(Records about charts and figures)
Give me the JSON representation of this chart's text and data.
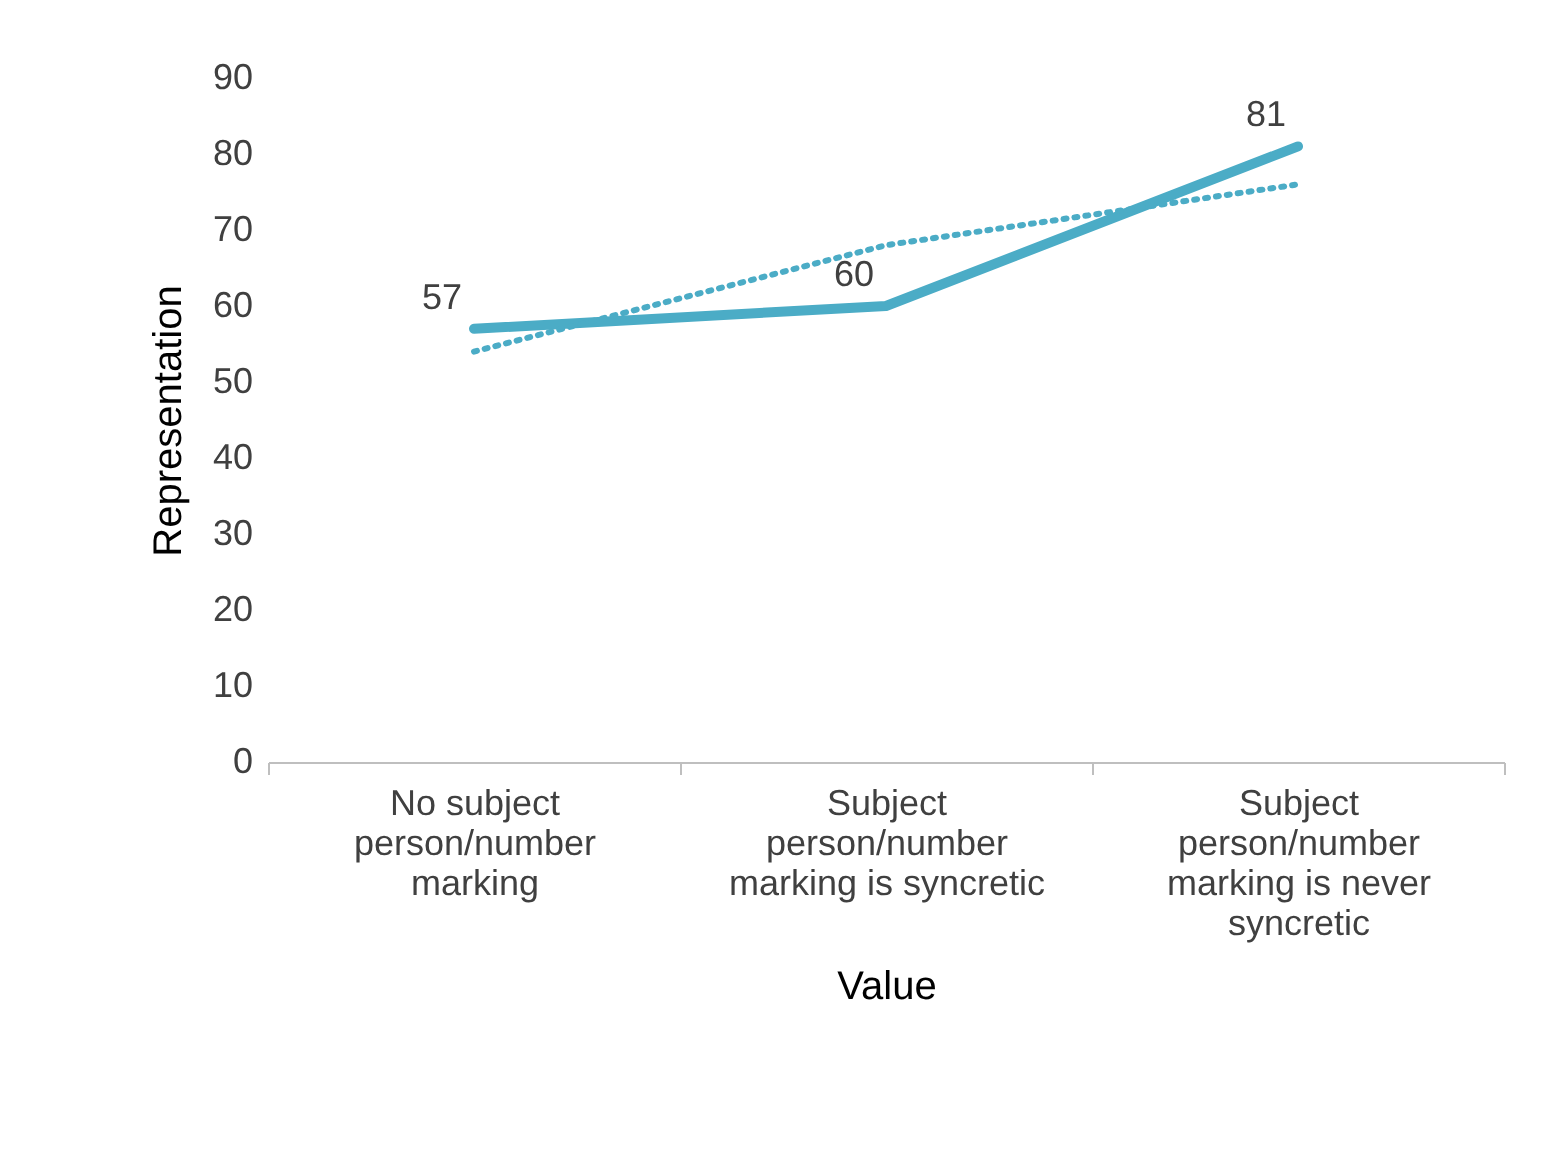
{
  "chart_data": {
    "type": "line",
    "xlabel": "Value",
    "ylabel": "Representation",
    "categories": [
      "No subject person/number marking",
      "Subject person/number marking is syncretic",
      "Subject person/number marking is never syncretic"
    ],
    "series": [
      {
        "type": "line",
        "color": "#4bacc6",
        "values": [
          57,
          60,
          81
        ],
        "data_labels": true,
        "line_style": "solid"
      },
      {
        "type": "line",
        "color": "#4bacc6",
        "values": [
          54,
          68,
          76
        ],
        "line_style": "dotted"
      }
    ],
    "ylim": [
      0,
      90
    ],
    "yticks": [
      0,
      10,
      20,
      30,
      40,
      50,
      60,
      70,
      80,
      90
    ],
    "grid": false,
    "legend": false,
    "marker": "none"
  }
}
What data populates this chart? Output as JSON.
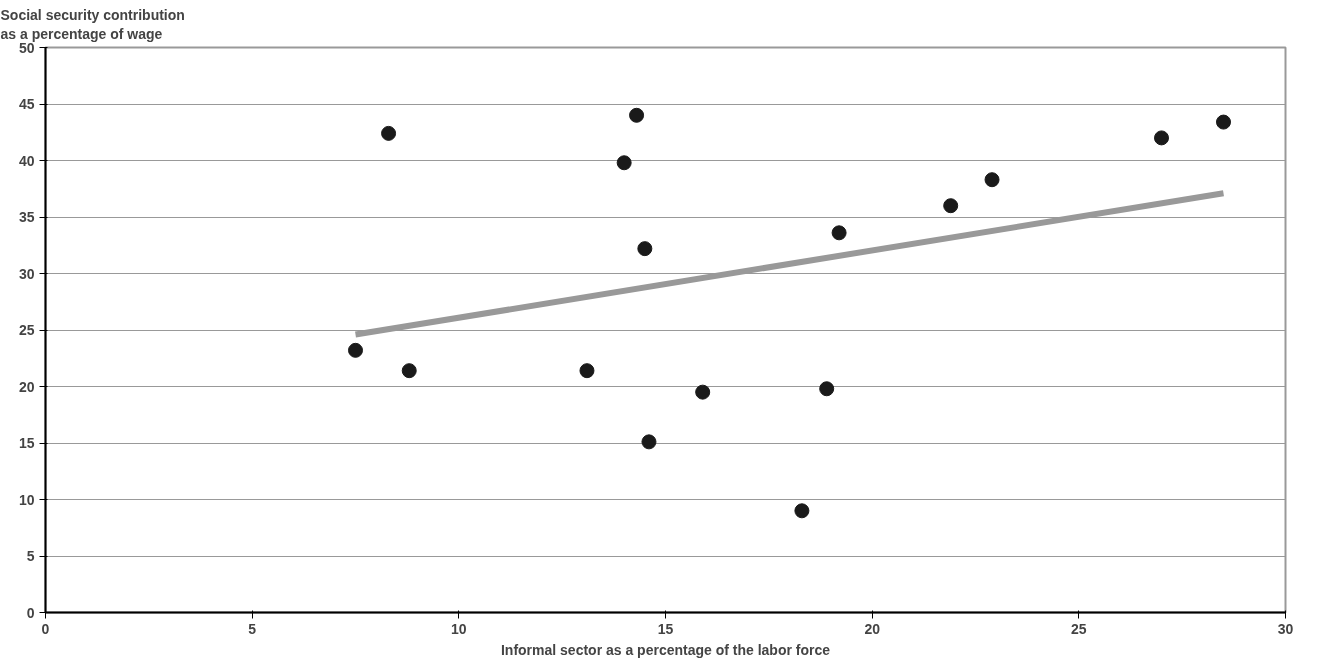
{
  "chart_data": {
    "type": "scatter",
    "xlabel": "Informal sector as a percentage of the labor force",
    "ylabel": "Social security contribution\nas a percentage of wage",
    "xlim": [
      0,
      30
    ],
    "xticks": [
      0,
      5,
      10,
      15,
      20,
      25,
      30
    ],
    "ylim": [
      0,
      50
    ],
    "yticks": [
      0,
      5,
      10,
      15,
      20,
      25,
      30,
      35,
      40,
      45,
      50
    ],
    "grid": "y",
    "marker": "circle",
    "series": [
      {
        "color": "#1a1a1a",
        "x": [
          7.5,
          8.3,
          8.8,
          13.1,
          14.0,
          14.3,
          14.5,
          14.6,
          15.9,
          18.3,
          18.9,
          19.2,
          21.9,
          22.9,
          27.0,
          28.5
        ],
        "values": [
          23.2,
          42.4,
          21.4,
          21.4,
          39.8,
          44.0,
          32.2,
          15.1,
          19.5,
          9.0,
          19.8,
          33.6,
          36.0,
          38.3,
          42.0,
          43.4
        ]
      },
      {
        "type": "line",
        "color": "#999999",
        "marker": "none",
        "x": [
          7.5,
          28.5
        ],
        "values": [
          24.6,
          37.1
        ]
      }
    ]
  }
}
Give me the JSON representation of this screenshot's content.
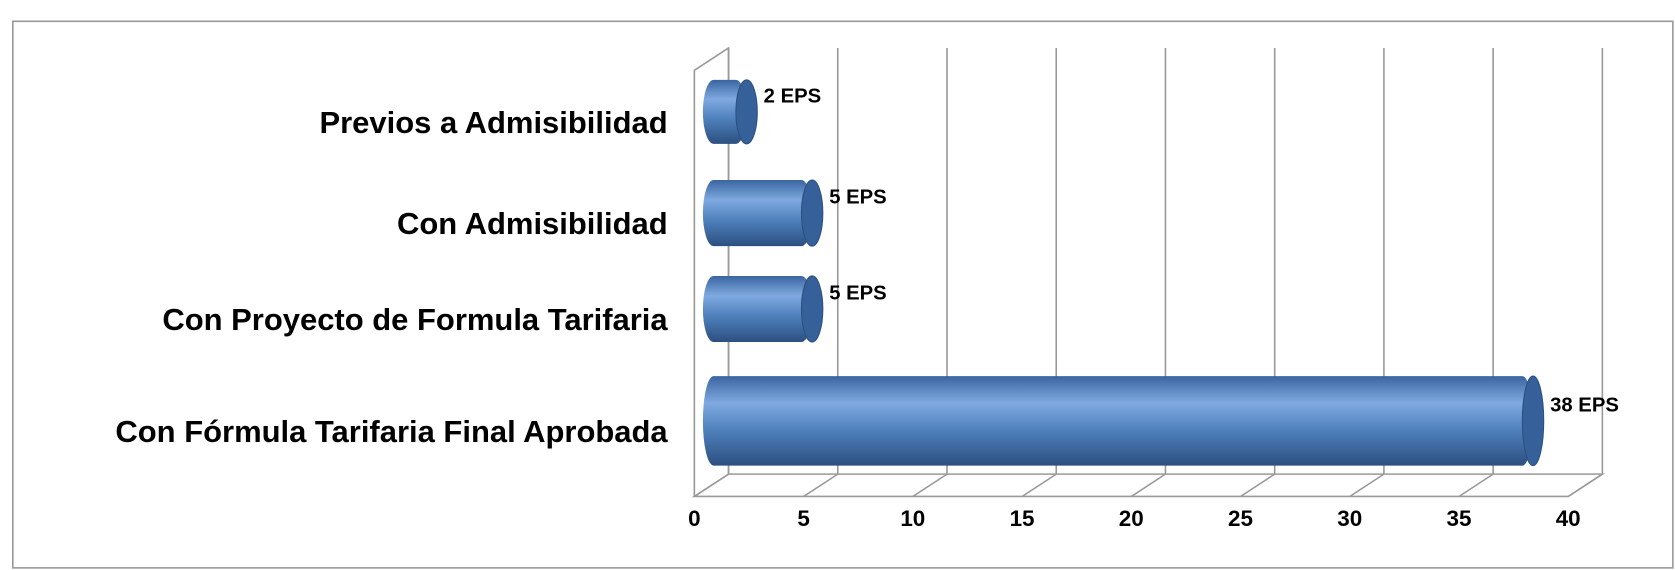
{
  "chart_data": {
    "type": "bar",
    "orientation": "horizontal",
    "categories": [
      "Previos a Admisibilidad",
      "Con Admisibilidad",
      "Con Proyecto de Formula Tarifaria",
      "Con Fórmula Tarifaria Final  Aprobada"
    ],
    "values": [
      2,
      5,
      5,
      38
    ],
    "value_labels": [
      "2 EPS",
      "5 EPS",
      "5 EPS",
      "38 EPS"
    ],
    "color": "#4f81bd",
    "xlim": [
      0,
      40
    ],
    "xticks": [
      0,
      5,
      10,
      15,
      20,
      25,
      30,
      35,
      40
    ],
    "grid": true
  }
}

__EXERCISE DIRECTIONS__.
Repeat the records word for word. Any picture in them should be left out.

__ANSWER BELOW__.
Give me the JSON representation of this chart's text and data.
{
  "chart_data": {
    "type": "line",
    "xlabel": "Value",
    "ylabel": "Representation",
    "categories": [
      "No subject person/number marking",
      "Subject person/number marking is syncretic",
      "Subject person/number marking is never syncretic"
    ],
    "series": [
      {
        "type": "line",
        "color": "#4bacc6",
        "values": [
          57,
          60,
          81
        ],
        "data_labels": true,
        "line_style": "solid"
      },
      {
        "type": "line",
        "color": "#4bacc6",
        "values": [
          54,
          68,
          76
        ],
        "line_style": "dotted"
      }
    ],
    "ylim": [
      0,
      90
    ],
    "yticks": [
      0,
      10,
      20,
      30,
      40,
      50,
      60,
      70,
      80,
      90
    ],
    "grid": false,
    "legend": false,
    "marker": "none"
  }
}
What data populates this chart? Output as JSON.
{
  "chart_data": {
    "type": "scatter",
    "xlabel": "Informal sector as a percentage of the labor force",
    "ylabel": "Social security contribution\nas a percentage of wage",
    "xlim": [
      0,
      30
    ],
    "xticks": [
      0,
      5,
      10,
      15,
      20,
      25,
      30
    ],
    "ylim": [
      0,
      50
    ],
    "yticks": [
      0,
      5,
      10,
      15,
      20,
      25,
      30,
      35,
      40,
      45,
      50
    ],
    "grid": "y",
    "marker": "circle",
    "series": [
      {
        "color": "#1a1a1a",
        "x": [
          7.5,
          8.3,
          8.8,
          13.1,
          14.0,
          14.3,
          14.5,
          14.6,
          15.9,
          18.3,
          18.9,
          19.2,
          21.9,
          22.9,
          27.0,
          28.5
        ],
        "values": [
          23.2,
          42.4,
          21.4,
          21.4,
          39.8,
          44.0,
          32.2,
          15.1,
          19.5,
          9.0,
          19.8,
          33.6,
          36.0,
          38.3,
          42.0,
          43.4
        ]
      },
      {
        "type": "line",
        "color": "#999999",
        "marker": "none",
        "x": [
          7.5,
          28.5
        ],
        "values": [
          24.6,
          37.1
        ]
      }
    ]
  }
}
Give me the JSON representation of this screenshot's content.
{
  "chart_data": {
    "type": "bar",
    "orientation": "horizontal",
    "categories": [
      "Previos a Admisibilidad",
      "Con Admisibilidad",
      "Con Proyecto de Formula Tarifaria",
      "Con Fórmula Tarifaria Final  Aprobada"
    ],
    "values": [
      2,
      5,
      5,
      38
    ],
    "value_labels": [
      "2 EPS",
      "5 EPS",
      "5 EPS",
      "38 EPS"
    ],
    "color": "#4f81bd",
    "xlim": [
      0,
      40
    ],
    "xticks": [
      0,
      5,
      10,
      15,
      20,
      25,
      30,
      35,
      40
    ],
    "grid": true
  }
}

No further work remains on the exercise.